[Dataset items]

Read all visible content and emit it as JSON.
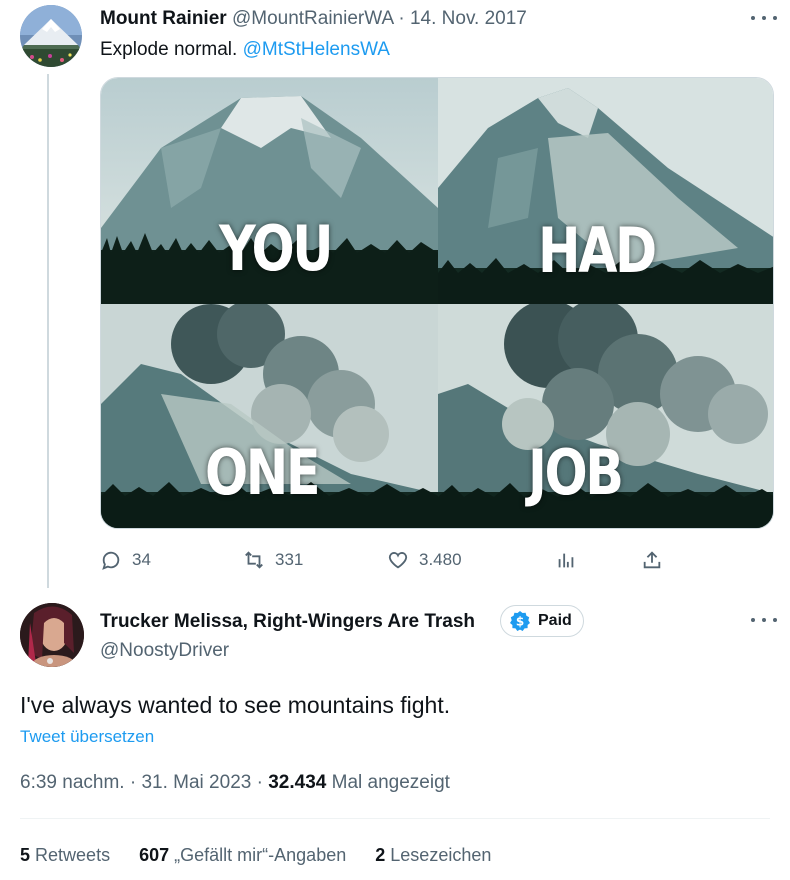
{
  "tweet1": {
    "author_name": "Mount Rainier",
    "handle": "@MountRainierWA",
    "separator": "·",
    "date": "14. Nov. 2017",
    "text": "Explode normal.",
    "mention": "@MtStHelensWA",
    "media_words": [
      "YOU",
      "HAD",
      "ONE",
      "JOB"
    ],
    "actions": {
      "replies": "34",
      "retweets": "331",
      "likes": "3.480"
    }
  },
  "tweet2": {
    "author_name": "Trucker Melissa, Right-Wingers Are Trash",
    "badge_label": "Paid",
    "handle": "@NoostyDriver",
    "text": "I've always wanted to see mountains fight.",
    "translate_label": "Tweet übersetzen",
    "time": "6:39 nachm.",
    "separator": "·",
    "date": "31. Mai 2023",
    "views_count": "32.434",
    "views_label": "Mal angezeigt",
    "stats": {
      "retweets_count": "5",
      "retweets_label": "Retweets",
      "likes_count": "607",
      "likes_label": "„Gefällt mir“-Angaben",
      "bookmarks_count": "2",
      "bookmarks_label": "Lesezeichen"
    }
  },
  "colors": {
    "accent": "#1d9bf0",
    "secondary_text": "#536471",
    "primary_text": "#0f1419"
  },
  "icons": [
    "more-icon",
    "reply-icon",
    "retweet-icon",
    "like-icon",
    "analytics-icon",
    "share-icon",
    "dollar-icon"
  ]
}
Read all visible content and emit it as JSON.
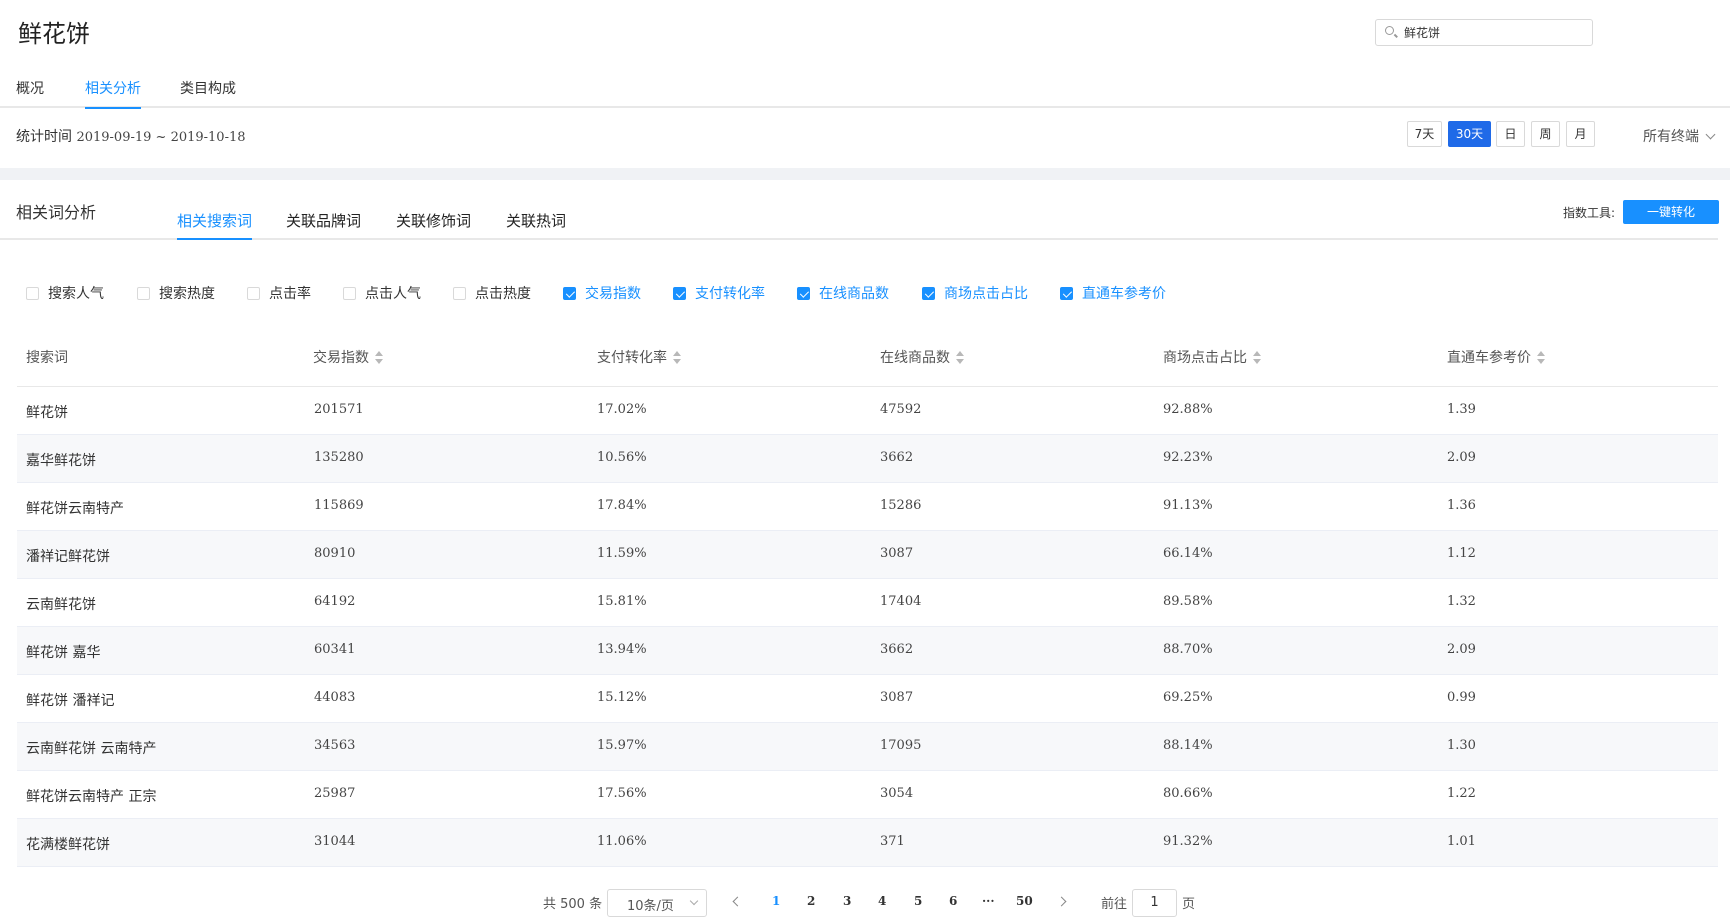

▶ **THE REQUEST**
Quote the data above in full, leaving out the pictures it holds.

▶ **TASK RESULT**
Read all visible content and emit it as JSON.
{
  "tweet1": {
    "author_name": "Mount Rainier",
    "handle": "@MountRainierWA",
    "separator": "·",
    "date": "14. Nov. 2017",
    "text": "Explode normal.",
    "mention": "@MtStHelensWA",
    "media_words": [
      "YOU",
      "HAD",
      "ONE",
      "JOB"
    ],
    "actions": {
      "replies": "34",
      "retweets": "331",
      "likes": "3.480"
    }
  },
  "tweet2": {
    "author_name": "Trucker Melissa, Right-Wingers Are Trash",
    "badge_label": "Paid",
    "handle": "@NoostyDriver",
    "text": "I've always wanted to see mountains fight.",
    "translate_label": "Tweet übersetzen",
    "time": "6:39 nachm.",
    "separator": "·",
    "date": "31. Mai 2023",
    "views_count": "32.434",
    "views_label": "Mal angezeigt",
    "stats": {
      "retweets_count": "5",
      "retweets_label": "Retweets",
      "likes_count": "607",
      "likes_label": "„Gefällt mir“-Angaben",
      "bookmarks_count": "2",
      "bookmarks_label": "Lesezeichen"
    }
  },
  "colors": {
    "accent": "#1d9bf0",
    "secondary_text": "#536471",
    "primary_text": "#0f1419"
  },
  "icons": [
    "more-icon",
    "reply-icon",
    "retweet-icon",
    "like-icon",
    "analytics-icon",
    "share-icon",
    "dollar-icon"
  ]
}
Read all visible content and emit it as JSON.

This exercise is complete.